# Happy Birthday JOETHECROW!!!



## cowseatmaize (Jul 25, 2013)

I know there is a decree but what the heck.[][] 
HERE

 Happy Birthday!!!


----------



## peejrey (Jul 25, 2013)

Best wishes to you today Joe!
 Happy Birthday!!!
 _Preston


----------



## epackage (Jul 25, 2013)

Happy Birthday Joe...


----------



## RED Matthews (Jul 25, 2013)

Hi  I am glad for you.  I recently had my 84th, so you better keep them coming.  Glad we had the time together at Corning.  Have a Happy One.  RED Matthews


----------



## cyberdigger (Jul 25, 2013)

Best wishes Joe..! []


----------



## surfaceone (Jul 25, 2013)

Happy Birthday Joe!


----------



## Dugout (Jul 25, 2013)

Happy Birthday Joe and here's hoping more good digging comes your way!


----------



## myersdiggers1998 (Jul 25, 2013)

Have a good one Joe.


----------



## mr.fred (Jul 25, 2013)

It's a Day early Joe!----so you get 2 this year[]  Have a great 1 Joe[]


----------



## bostaurus (Jul 25, 2013)

A very happy birthday!!!


----------



## andy volkerts (Jul 25, 2013)

Happy birthday Joe!!


----------



## ktbi (Jul 25, 2013)

Happy Birthday Joe. You are the best and proud to call you my friend. Happy Digging....Ron


----------



## Jim (Jul 26, 2013)

Happy birthday, Joe!


----------



## Road Dog (Jul 26, 2013)

Happy Birthday!


----------



## beendiggin (Jul 26, 2013)

hope it was a good one!


----------



## blobbottlebob (Jul 26, 2013)

Happy Birthday Joe. Hope you get the chance to get out and dig today.


----------



## Dugout (Jul 26, 2013)

Happy Birthday on the correct birthday day Joe. Have a good one.!


----------



## tftfan (Jul 26, 2013)

[]


----------



## cobaltbot (Jul 26, 2013)

________________________

**WHAT TO DO**
- a) In the birthday thread, which birthday does RED Matthews say was recently reached?
- b) Continue the birthday thread from its final line.

________________________

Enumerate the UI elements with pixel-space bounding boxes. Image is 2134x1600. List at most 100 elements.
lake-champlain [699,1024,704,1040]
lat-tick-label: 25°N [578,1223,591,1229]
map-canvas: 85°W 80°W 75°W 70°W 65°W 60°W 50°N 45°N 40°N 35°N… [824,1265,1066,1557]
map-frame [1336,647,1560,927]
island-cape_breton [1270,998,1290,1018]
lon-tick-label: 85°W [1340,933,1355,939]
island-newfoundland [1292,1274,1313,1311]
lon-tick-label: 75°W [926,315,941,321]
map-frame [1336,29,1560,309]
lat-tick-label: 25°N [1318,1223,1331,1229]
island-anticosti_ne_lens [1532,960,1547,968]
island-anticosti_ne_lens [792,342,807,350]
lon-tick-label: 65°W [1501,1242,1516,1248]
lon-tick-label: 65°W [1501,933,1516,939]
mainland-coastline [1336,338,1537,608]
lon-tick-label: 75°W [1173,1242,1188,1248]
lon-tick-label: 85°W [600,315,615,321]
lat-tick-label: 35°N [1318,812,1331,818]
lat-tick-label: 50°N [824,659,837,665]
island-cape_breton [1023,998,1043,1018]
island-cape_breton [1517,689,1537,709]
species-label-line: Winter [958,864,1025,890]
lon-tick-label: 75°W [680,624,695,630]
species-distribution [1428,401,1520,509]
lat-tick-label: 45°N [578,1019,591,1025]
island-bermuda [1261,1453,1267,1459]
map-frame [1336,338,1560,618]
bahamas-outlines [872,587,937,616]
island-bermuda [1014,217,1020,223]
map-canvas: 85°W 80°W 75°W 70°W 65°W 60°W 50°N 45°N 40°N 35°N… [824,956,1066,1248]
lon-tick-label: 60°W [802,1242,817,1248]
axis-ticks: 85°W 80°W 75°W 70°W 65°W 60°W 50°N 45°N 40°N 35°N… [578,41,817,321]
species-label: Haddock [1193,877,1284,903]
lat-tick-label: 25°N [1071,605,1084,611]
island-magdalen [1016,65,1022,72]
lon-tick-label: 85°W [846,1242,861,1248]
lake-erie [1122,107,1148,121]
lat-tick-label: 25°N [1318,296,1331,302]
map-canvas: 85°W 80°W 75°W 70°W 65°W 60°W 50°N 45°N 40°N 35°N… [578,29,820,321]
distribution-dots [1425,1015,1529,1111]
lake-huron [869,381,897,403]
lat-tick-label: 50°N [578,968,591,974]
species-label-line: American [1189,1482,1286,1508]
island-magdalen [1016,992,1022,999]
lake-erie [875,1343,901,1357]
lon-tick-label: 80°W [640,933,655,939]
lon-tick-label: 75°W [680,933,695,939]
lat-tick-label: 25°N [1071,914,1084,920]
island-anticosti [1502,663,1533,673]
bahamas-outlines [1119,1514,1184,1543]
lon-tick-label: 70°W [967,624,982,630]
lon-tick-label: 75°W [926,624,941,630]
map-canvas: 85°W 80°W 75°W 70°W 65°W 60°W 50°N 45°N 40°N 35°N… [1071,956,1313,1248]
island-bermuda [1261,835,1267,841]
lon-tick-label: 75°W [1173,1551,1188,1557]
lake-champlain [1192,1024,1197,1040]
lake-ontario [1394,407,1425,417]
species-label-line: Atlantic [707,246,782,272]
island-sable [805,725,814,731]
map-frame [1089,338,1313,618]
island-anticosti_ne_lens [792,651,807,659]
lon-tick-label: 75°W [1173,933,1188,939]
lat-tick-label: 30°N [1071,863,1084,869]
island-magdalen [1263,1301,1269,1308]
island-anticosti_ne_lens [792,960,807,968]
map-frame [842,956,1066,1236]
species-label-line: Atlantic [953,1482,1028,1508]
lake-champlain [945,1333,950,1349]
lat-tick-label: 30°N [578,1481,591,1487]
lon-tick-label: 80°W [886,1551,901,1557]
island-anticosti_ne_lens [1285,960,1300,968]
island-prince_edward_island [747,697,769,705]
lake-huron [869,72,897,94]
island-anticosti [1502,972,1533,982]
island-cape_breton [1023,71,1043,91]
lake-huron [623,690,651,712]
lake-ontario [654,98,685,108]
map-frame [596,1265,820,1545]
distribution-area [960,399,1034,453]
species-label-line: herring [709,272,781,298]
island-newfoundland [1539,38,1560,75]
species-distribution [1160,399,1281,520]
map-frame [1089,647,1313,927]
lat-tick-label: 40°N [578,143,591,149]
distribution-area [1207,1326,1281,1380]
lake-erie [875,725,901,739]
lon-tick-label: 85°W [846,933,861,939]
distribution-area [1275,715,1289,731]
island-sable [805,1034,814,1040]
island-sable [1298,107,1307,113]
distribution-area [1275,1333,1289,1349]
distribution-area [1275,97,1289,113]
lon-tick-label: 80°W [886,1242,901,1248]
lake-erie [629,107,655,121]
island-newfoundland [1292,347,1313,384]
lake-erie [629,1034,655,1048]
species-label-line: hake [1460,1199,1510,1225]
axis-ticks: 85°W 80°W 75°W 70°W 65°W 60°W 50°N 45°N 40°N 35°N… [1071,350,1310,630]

________________________

**EXERCISE ANSWERS**
- a) The 84th.

- b)
Happy Birthday Brotha!   I see bottles in your future......


----------



## JOETHECROW (Jul 27, 2013)

HEY!! Thank you all for the birthday wishs!! It still means a lot, and hopefully will have a good old fashioned adventure to post....so overdue! Love you all man!  (P.S. Now I can go get my senior discounts...LoL!)


----------



## Rockhounder55 (Jul 27, 2013)

HAPPY BIRTHDAY, JOE!!!! []


----------



## Penn Digger (Jul 28, 2013)

I already wished you a happy one on the phone but the same goes here. Hope it was swell. Many thanks for getting me in to this sick, addictive hobby. We have had many great adventures/digs together over the years. Hope there is many more to come!!!

 PD


----------



## glass man (Jul 31, 2013)

HOPE IT WAS A GREAT ONE JOE MAN!! JAMIE


----------



## RICKJJ59W (Jul 31, 2013)

HAPPY BIRTHDAY JOE DA CROW[]


----------



## Stardust (Aug 6, 2013)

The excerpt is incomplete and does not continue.